## Task brief
Tally the lines below that contain the word "οδηγίες", and give only that number.

Saved data entries
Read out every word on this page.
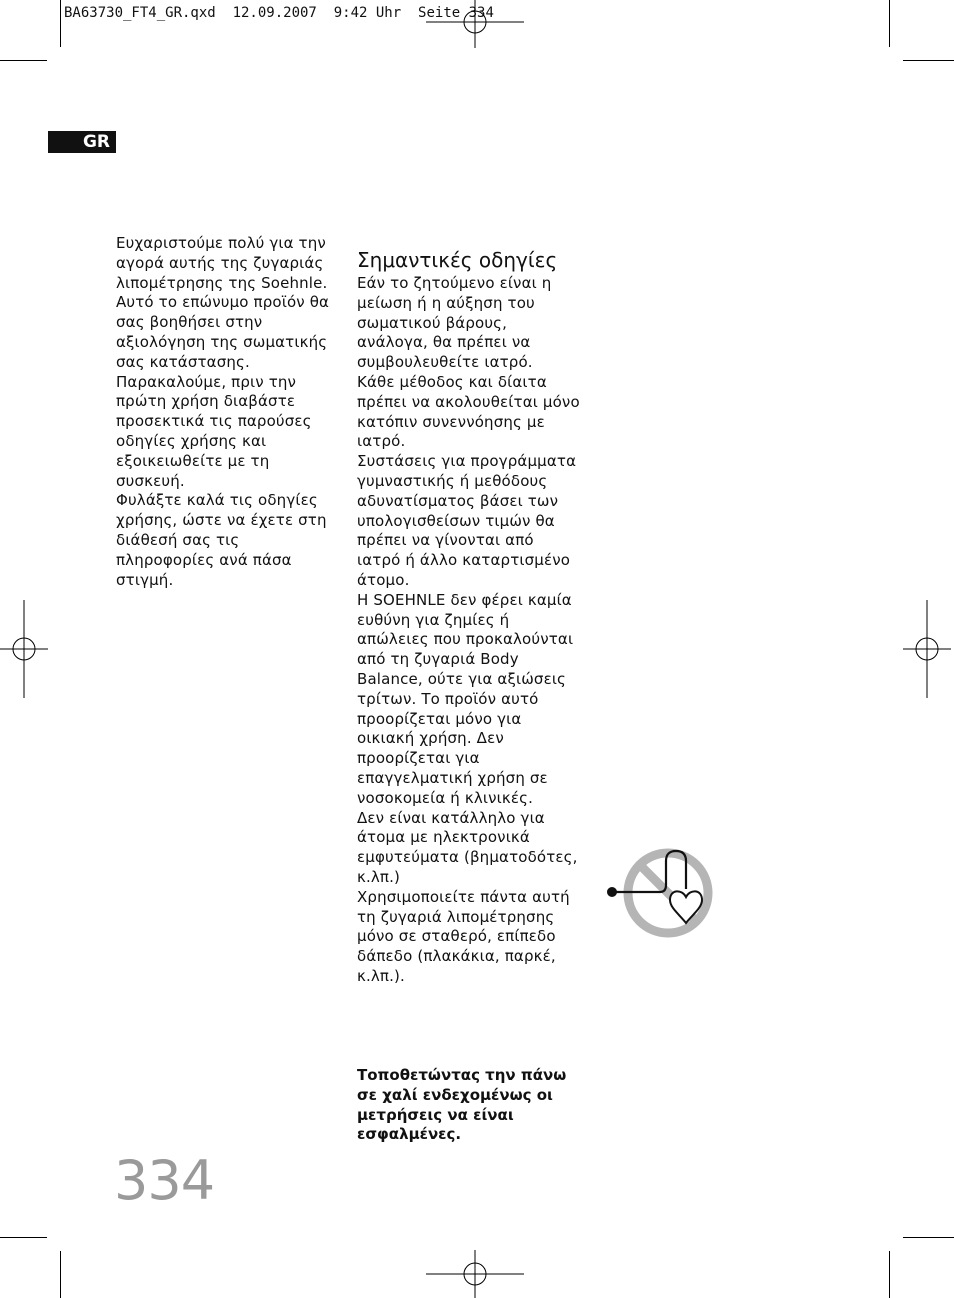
BA63730_FT4_GR.qxd 12.09.2007 9:42 Uhr Seite 334
GR

Ευχαριστούμε πολύ για την αγορά αυτής της ζυγαριάς λιπομέτρησης της Soehnle.

Αυτό το επώνυμο προϊόν θα σας βοηθήσει στην αξιολόγηση της σωματικής σας κατάστασης.

Παρακαλούμε, πριν την πρώτη χρήση διαβάστε προσεκτικά τις παρούσες οδηγίες χρήσης και εξοικειωθείτε με τη συσκευή.

Φυλάξτε καλά τις οδηγίες χρήσης, ώστε να έχετε στη διάθεσή σας τις πληροφορίες ανά πάσα στιγμή.

Σημαντικές οδηγίες

Εάν το ζητούμενο είναι η μείωση ή η αύξηση του σωματικού βάρους, ανάλογα, θα πρέπει να συμβουλευθείτε ιατρό.

Κάθε μέθοδος και δίαιτα πρέπει να ακολουθείται μόνο κατόπιν συνεννόησης με ιατρό.

Συστάσεις για προγράμματα γυμναστικής ή μεθόδους αδυνατίσματος βάσει των υπολογισθείσων τιμών θα πρέπει να γίνονται από ιατρό ή άλλο καταρτισμένο άτομο.

Η SOEHNLE δεν φέρει καμία ευθύνη για ζημίες ή απώλειες που προκαλούνται από τη ζυγαριά Body Balance, ούτε για αξιώσεις τρίτων. Το προϊόν αυτό προορίζεται μόνο για οικιακή χρήση. Δεν προορίζεται για επαγγελματική χρήση σε νοσοκομεία ή κλινικές.

Δεν είναι κατάλληλο για άτομα με ηλεκτρονικά εμφυτεύματα (βηματοδότες, κ.λπ.)

Χρησιμοποιείτε πάντα αυτή τη ζυγαριά λιπομέτρησης μόνο σε σταθερό, επίπεδο δάπεδο (πλακάκια, παρκέ, κ.λπ.).

Τοποθετώντας την πάνω σε χαλί ενδεχομένως οι μετρήσεις να είναι εσφαλμένες.
334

## Reply to the exercise
3